DATA PROVIDED
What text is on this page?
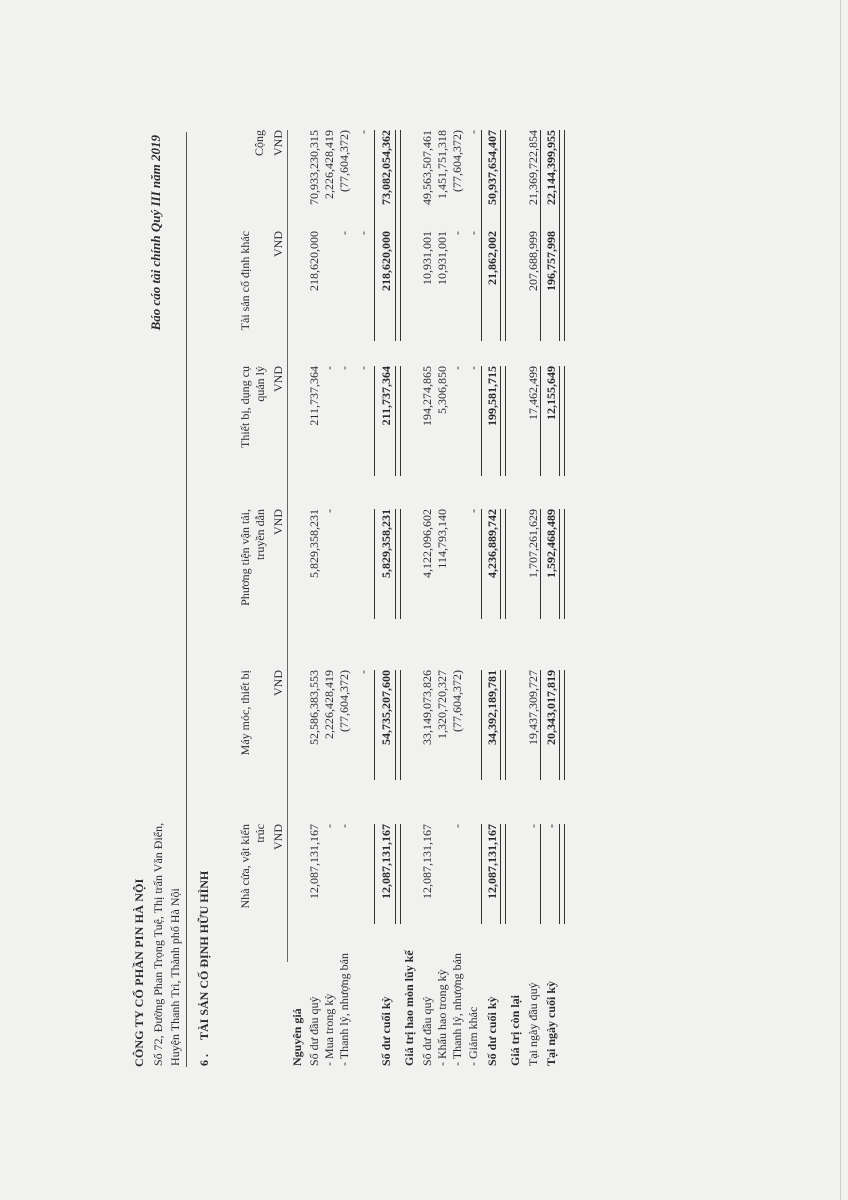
CÔNG TY CỔ PHẦN PIN HÀ NỘI Số 72, Đường Phan Trọng Tuệ, Thị trấn Văn Điển, Huyện Thanh Trì, Thành phố Hà Nội
Báo cáo tài chính Quý III năm 2019
6 .
TÀI SẢN CỐ ĐỊNH HỮU HÌNH
Nhà cửa, vật kiến trúc VND
Máy móc, thiết bị VND
Phương tiện vận tải, truyền dẫn VND
Thiết bị, dụng cụ quản lý VND
Tài sản cố định khác VND
Cộng VND
Nguyên giá Số dư đầu quý
12,087,131,167
52,586,383,553
5,829,358,231
211,737,364
218,620,000
70,933,230,315
- Mua trong kỳ
-
2,226,428,419
-
-
2,226,428,419
- Thanh lý, nhượng bán
-
(77,604,372)
-
-
(77,604,372)
-
-
-
-
Số dư cuối kỳ
12,087,131,167
54,735,207,600
5,829,358,231
211,737,364
218,620,000
73,082,054,362
Giá trị hao mòn lũy kế Số dư đầu quý
12,087,131,167
33,149,073,826
4,122,096,602
194,274,865
10,931,001
49,563,507,461
- Khấu hao trong kỳ
1,320,720,327
114,793,140
5,306,850
10,931,001
1,451,751,318
- Thanh lý, nhượng bán
-
(77,604,372)
-
-
(77,604,372)
- Giảm khác
-
-
-
-
Số dư cuối kỳ
12,087,131,167
34,392,189,781
4,236,889,742
199,581,715
21,862,002
50,937,654,407
Giá trị còn lại Tại ngày đầu quý
-
19,437,309,727
1,707,261,629
17,462,499
207,688,999
21,369,722,854
Tại ngày cuối kỳ
-
20,343,017,819
1,592,468,489
12,155,649
196,757,998
22,144,399,955
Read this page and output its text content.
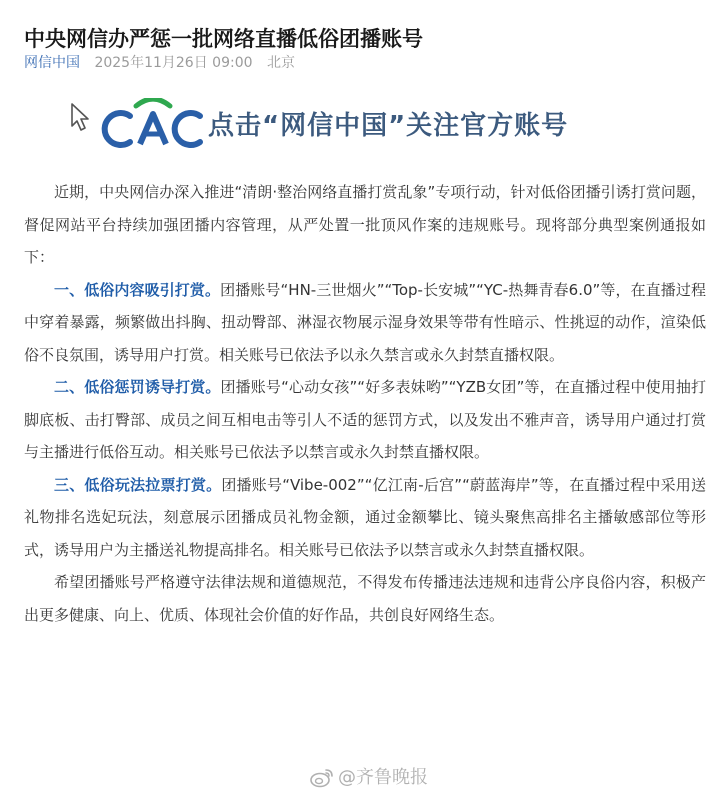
中央网信办严惩一批网络直播低俗团播账号
网信中国 2025年11月26日 09:00 北京
点击“网信中国”关注官方账号

近期，中央网信办深入推进“清朗·整治网络直播打赏乱象”专项行动，针对低俗团播引诱打赏问题，督促网站平台持续加强团播内容管理，从严处置一批顶风作案的违规账号。现将部分典型案例通报如下：

一、低俗内容吸引打赏。团播账号“HN-三世烟火”“Top-长安城”“YC-热舞青春6.0”等，在直播过程中穿着暴露，频繁做出抖胸、扭动臀部、淋湿衣物展示湿身效果等带有性暗示、性挑逗的动作，渲染低俗不良氛围，诱导用户打赏。相关账号已依法予以永久禁言或永久封禁直播权限。

二、低俗惩罚诱导打赏。团播账号“心动女孩”“好多表妹哟”“YZB女团”等，在直播过程中使用抽打脚底板、击打臀部、成员之间互相电击等引人不适的惩罚方式，以及发出不雅声音，诱导用户通过打赏与主播进行低俗互动。相关账号已依法予以禁言或永久封禁直播权限。

三、低俗玩法拉票打赏。团播账号“Vibe-002”“亿江南-后宫”“蔚蓝海岸”等，在直播过程中采用送礼物排名选妃玩法，刻意展示团播成员礼物金额，通过金额攀比、镜头聚焦高排名主播敏感部位等形式，诱导用户为主播送礼物提高排名。相关账号已依法予以禁言或永久封禁直播权限。

希望团播账号严格遵守法律法规和道德规范，不得发布传播违法违规和违背公序良俗内容，积极产出更多健康、向上、优质、体现社会价值的好作品，共创良好网络生态。

@齐鲁晚报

TASK DETAILS
Every line of the data above should be quoted exactly. Omit the pictures.

RESULT OF THIS TASK
What text is on this page?
CÔNG TY CỔ PHẦN PIN HÀ NỘI Số 72, Đường Phan Trọng Tuệ, Thị trấn Văn Điển, Huyện Thanh Trì, Thành phố Hà Nội
Báo cáo tài chính Quý III năm 2019
6 .
TÀI SẢN CỐ ĐỊNH HỮU HÌNH
Nhà cửa, vật kiến trúc VND
Máy móc, thiết bị VND
Phương tiện vận tải, truyền dẫn VND
Thiết bị, dụng cụ quản lý VND
Tài sản cố định khác VND
Cộng VND
Nguyên giá Số dư đầu quý
12,087,131,167
52,586,383,553
5,829,358,231
211,737,364
218,620,000
70,933,230,315
- Mua trong kỳ
-
2,226,428,419
-
-
2,226,428,419
- Thanh lý, nhượng bán
-
(77,604,372)
-
-
(77,604,372)
-
-
-
-
Số dư cuối kỳ
12,087,131,167
54,735,207,600
5,829,358,231
211,737,364
218,620,000
73,082,054,362
Giá trị hao mòn lũy kế Số dư đầu quý
12,087,131,167
33,149,073,826
4,122,096,602
194,274,865
10,931,001
49,563,507,461
- Khấu hao trong kỳ
1,320,720,327
114,793,140
5,306,850
10,931,001
1,451,751,318
- Thanh lý, nhượng bán
-
(77,604,372)
-
-
(77,604,372)
- Giảm khác
-
-
-
-
Số dư cuối kỳ
12,087,131,167
34,392,189,781
4,236,889,742
199,581,715
21,862,002
50,937,654,407
Giá trị còn lại Tại ngày đầu quý
-
19,437,309,727
1,707,261,629
17,462,499
207,688,999
21,369,722,854
Tại ngày cuối kỳ
-
20,343,017,819
1,592,468,489
12,155,649
196,757,998
22,144,399,955
Read this page and output its text content.
中央网信办严惩一批网络直播低俗团播账号
网信中国 2025年11月26日 09:00 北京
点击“网信中国”关注官方账号

近期，中央网信办深入推进“清朗·整治网络直播打赏乱象”专项行动，针对低俗团播引诱打赏问题，督促网站平台持续加强团播内容管理，从严处置一批顶风作案的违规账号。现将部分典型案例通报如下：

一、低俗内容吸引打赏。团播账号“HN-三世烟火”“Top-长安城”“YC-热舞青春6.0”等，在直播过程中穿着暴露，频繁做出抖胸、扭动臀部、淋湿衣物展示湿身效果等带有性暗示、性挑逗的动作，渲染低俗不良氛围，诱导用户打赏。相关账号已依法予以永久禁言或永久封禁直播权限。

二、低俗惩罚诱导打赏。团播账号“心动女孩”“好多表妹哟”“YZB女团”等，在直播过程中使用抽打脚底板、击打臀部、成员之间互相电击等引人不适的惩罚方式，以及发出不雅声音，诱导用户通过打赏与主播进行低俗互动。相关账号已依法予以禁言或永久封禁直播权限。

三、低俗玩法拉票打赏。团播账号“Vibe-002”“亿江南-后宫”“蔚蓝海岸”等，在直播过程中采用送礼物排名选妃玩法，刻意展示团播成员礼物金额，通过金额攀比、镜头聚焦高排名主播敏感部位等形式，诱导用户为主播送礼物提高排名。相关账号已依法予以禁言或永久封禁直播权限。

希望团播账号严格遵守法律法规和道德规范，不得发布传播违法违规和违背公序良俗内容，积极产出更多健康、向上、优质、体现社会价值的好作品，共创良好网络生态。

@齐鲁晚报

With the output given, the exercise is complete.